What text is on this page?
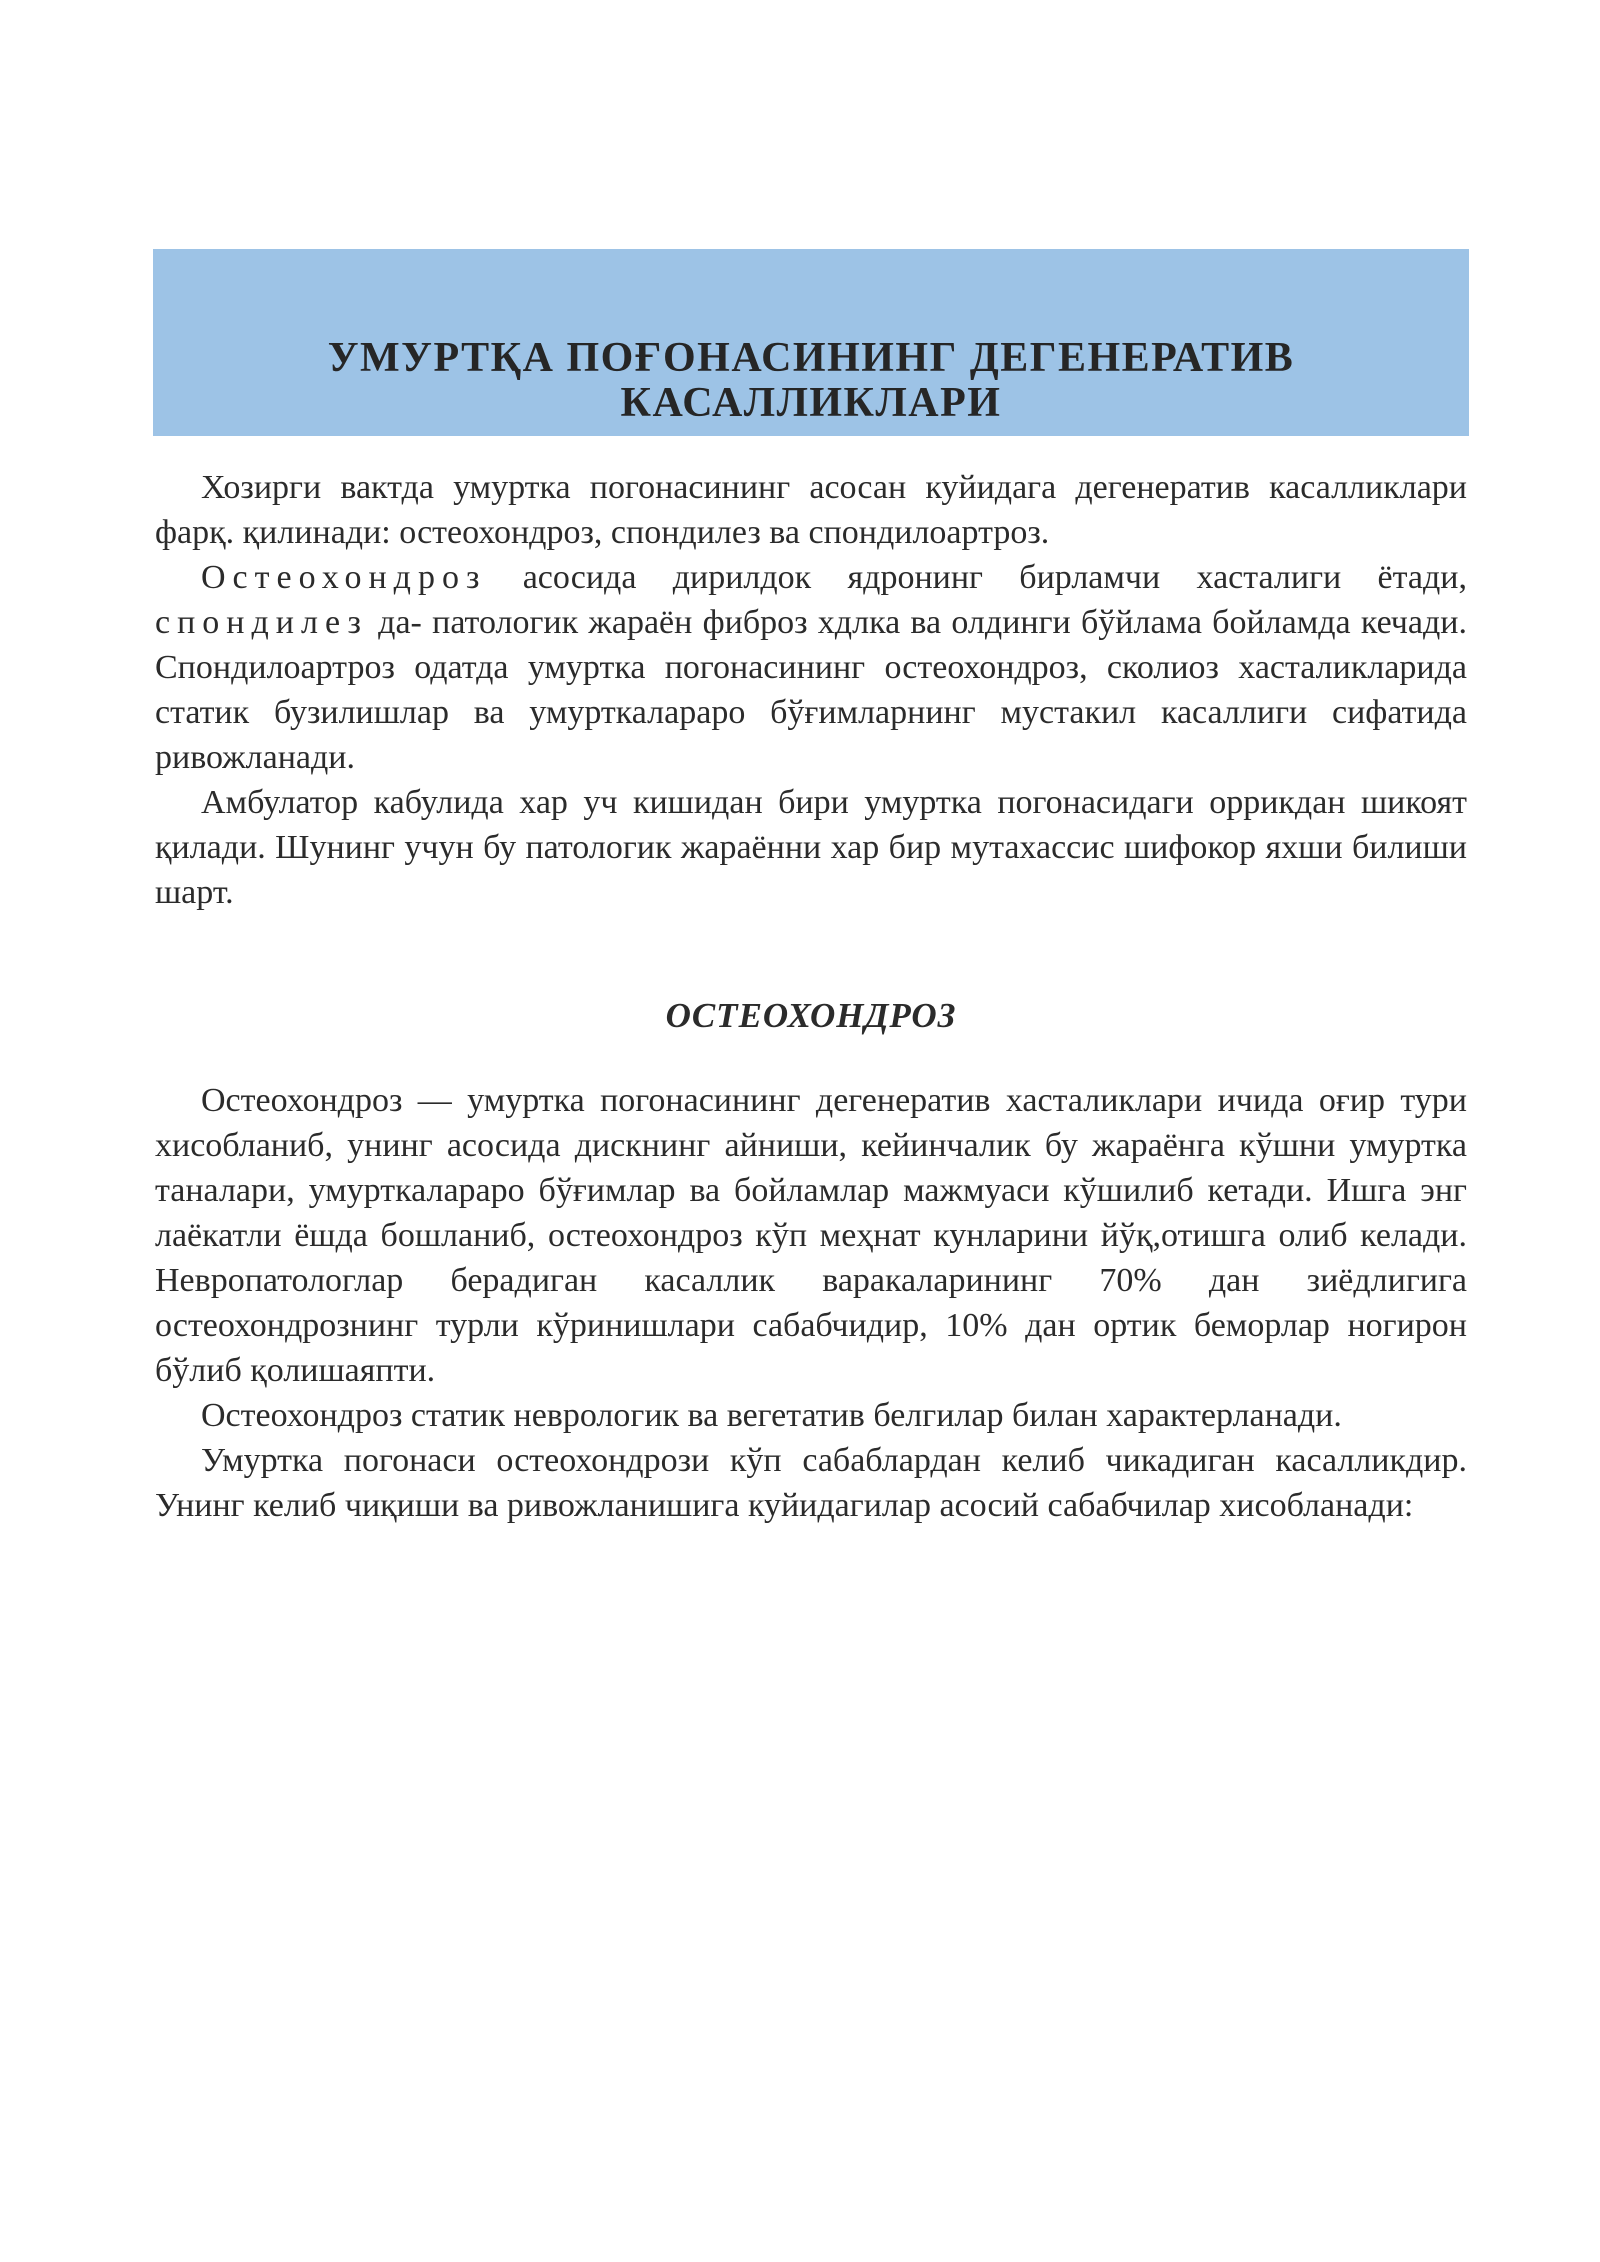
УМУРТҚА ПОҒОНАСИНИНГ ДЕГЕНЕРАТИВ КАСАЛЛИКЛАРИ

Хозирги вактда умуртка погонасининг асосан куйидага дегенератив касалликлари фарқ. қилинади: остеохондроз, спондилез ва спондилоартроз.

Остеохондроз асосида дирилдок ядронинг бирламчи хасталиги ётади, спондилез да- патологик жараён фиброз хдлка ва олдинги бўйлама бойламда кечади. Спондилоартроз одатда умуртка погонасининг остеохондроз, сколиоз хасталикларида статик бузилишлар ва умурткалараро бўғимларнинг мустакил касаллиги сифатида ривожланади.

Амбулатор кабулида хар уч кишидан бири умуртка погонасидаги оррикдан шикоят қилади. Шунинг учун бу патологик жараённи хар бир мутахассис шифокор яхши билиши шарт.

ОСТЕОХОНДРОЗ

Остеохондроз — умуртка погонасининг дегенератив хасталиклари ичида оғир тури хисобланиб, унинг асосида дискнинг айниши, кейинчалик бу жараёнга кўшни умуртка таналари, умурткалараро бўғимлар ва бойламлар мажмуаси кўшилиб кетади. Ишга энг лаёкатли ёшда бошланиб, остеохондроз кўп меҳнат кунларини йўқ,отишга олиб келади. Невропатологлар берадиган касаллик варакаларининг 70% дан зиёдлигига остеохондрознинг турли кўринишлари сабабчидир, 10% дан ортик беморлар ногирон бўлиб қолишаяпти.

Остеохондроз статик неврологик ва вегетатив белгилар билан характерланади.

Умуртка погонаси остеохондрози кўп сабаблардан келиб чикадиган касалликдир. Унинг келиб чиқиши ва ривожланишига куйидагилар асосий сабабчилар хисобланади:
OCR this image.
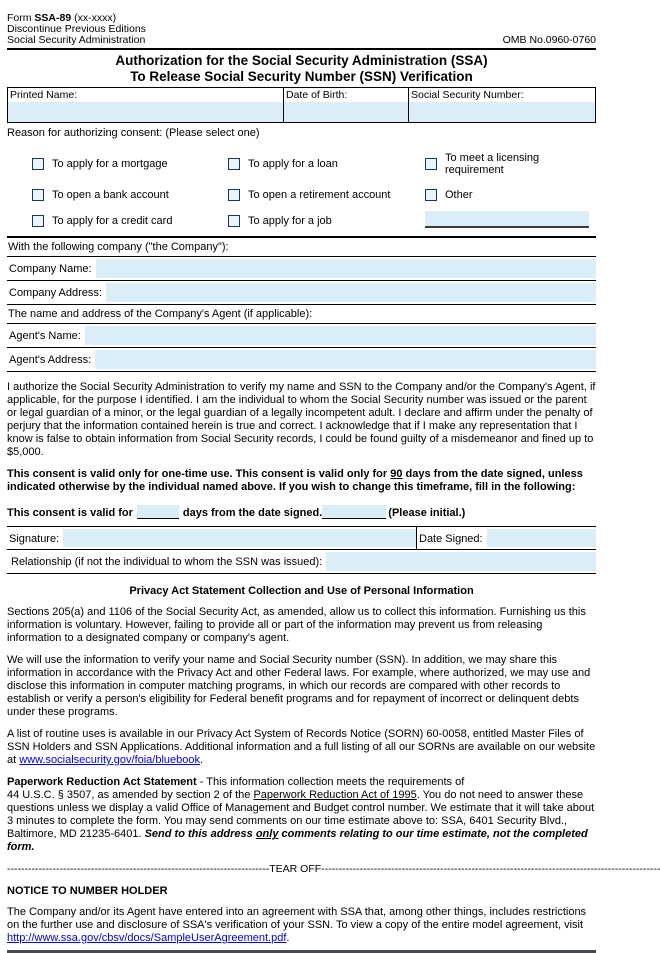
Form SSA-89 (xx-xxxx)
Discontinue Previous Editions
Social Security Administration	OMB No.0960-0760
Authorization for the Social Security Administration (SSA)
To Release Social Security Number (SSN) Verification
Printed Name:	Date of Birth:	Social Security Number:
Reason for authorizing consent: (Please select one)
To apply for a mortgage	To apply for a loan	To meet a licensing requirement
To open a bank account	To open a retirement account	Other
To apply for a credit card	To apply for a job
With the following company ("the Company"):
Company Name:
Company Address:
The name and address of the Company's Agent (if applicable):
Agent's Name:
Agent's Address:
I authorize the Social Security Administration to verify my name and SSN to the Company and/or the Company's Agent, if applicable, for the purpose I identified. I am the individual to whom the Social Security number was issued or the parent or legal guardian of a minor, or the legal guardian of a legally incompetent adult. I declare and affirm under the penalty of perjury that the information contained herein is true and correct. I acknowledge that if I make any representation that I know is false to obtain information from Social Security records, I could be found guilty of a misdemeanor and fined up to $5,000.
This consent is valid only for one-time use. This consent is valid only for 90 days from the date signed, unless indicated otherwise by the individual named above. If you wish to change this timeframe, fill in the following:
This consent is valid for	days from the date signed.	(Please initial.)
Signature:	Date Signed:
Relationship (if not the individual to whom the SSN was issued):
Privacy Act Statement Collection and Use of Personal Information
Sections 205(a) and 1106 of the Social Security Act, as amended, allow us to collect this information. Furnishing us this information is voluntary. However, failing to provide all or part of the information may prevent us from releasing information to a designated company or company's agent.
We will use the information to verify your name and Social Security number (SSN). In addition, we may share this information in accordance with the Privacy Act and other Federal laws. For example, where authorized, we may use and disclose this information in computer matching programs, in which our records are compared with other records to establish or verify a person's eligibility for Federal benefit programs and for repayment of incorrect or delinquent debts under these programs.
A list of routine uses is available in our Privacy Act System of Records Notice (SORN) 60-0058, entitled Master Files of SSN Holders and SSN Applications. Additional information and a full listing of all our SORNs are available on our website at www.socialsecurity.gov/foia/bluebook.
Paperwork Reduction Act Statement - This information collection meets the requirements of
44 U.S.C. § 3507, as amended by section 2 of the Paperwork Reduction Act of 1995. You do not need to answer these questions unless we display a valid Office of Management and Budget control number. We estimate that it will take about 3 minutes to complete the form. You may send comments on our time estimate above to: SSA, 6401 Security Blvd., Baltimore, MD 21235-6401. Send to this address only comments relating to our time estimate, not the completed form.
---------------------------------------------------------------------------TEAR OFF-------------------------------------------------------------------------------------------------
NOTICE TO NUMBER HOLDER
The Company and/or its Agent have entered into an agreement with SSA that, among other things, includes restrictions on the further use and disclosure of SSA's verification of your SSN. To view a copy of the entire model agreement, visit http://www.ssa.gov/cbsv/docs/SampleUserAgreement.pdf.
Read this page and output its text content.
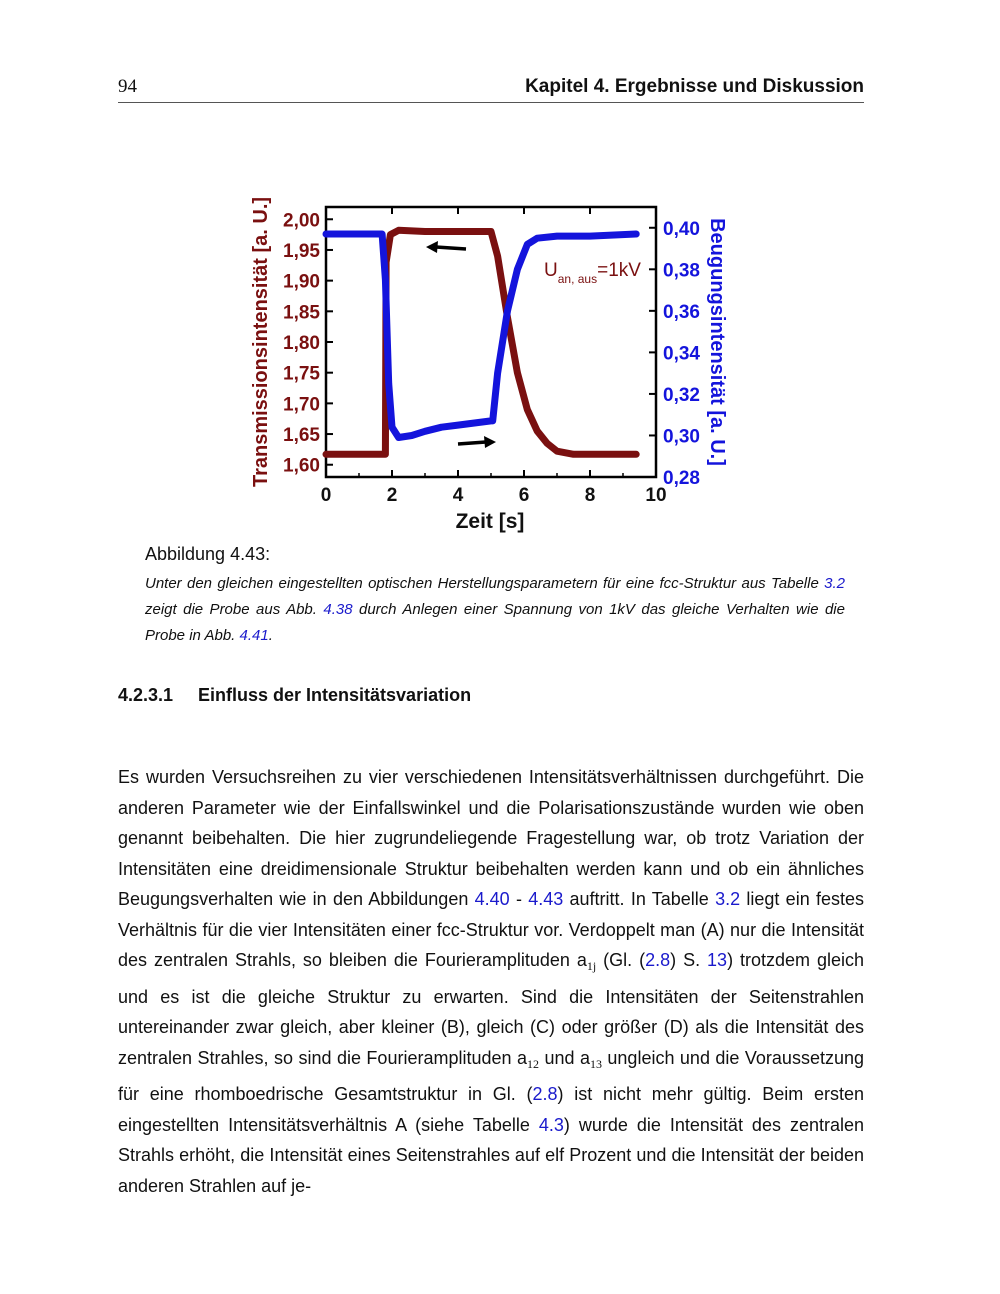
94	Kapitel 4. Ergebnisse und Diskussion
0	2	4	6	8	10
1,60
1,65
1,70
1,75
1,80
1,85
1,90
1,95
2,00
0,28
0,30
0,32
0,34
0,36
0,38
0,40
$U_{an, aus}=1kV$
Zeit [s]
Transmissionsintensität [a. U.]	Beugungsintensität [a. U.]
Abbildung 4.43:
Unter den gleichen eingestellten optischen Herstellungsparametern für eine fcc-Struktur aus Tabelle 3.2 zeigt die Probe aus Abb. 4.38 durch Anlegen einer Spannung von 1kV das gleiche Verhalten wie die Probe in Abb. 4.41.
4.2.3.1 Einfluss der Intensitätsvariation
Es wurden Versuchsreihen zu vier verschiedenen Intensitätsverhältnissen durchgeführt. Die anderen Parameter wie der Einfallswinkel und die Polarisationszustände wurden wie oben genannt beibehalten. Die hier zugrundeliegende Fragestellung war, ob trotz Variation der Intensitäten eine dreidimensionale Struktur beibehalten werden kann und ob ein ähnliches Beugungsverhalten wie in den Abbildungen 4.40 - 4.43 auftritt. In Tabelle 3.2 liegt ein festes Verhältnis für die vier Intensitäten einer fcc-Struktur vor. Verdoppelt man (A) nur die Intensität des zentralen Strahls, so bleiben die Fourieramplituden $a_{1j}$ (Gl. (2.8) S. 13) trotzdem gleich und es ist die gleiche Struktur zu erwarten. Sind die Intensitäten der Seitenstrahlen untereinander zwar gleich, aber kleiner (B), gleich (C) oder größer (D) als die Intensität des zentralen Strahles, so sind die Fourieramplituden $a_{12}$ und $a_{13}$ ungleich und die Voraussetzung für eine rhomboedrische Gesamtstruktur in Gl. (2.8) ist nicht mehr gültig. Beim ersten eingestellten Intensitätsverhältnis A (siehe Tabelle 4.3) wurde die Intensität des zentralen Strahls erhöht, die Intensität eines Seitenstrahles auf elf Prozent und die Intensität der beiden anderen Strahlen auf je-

......

# Goal of the exercise
Copy out all lines that carry the word "Tabelle".

# Complete response
Unter den gleichen eingestellten optischen Herstellungsparametern für eine fcc-Struktur aus Tabelle 3.2 zeigt die Probe aus Abb. 4.38 durch Anlegen einer Spannung von 1kV das gleiche Verhalten wie die Probe in Abb. 4.41.
Es wurden Versuchsreihen zu vier verschiedenen Intensitätsverhältnissen durchgeführt. Die anderen Parameter wie der Einfallswinkel und die Polarisationszustände wurden wie oben genannt beibehalten. Die hier zugrundeliegende Fragestellung war, ob trotz Variation der Intensitäten eine dreidimensionale Struktur beibehalten werden kann und ob ein ähnliches Beugungsverhalten wie in den Abbildungen 4.40 - 4.43 auftritt. In Tabelle 3.2 liegt ein festes Verhältnis für die vier Intensitäten einer fcc-Struktur vor. Verdoppelt man (A) nur die Intensität des zentralen Strahls, so bleiben die Fourieramplituden $a_{1j}$ (Gl. (2.8) S. 13) trotzdem gleich und es ist die gleiche Struktur zu erwarten. Sind die Intensitäten der Seitenstrahlen untereinander zwar gleich, aber kleiner (B), gleich (C) oder größer (D) als die Intensität des zentralen Strahles, so sind die Fourieramplituden $a_{12}$ und $a_{13}$ ungleich und die Voraussetzung für eine rhomboedrische Gesamtstruktur in Gl. (2.8) ist nicht mehr gültig. Beim ersten eingestellten Intensitätsverhältnis A (siehe Tabelle 4.3) wurde die Intensität des zentralen Strahls erhöht, die Intensität eines Seitenstrahles auf elf Prozent und die Intensität der beiden anderen Strahlen auf je-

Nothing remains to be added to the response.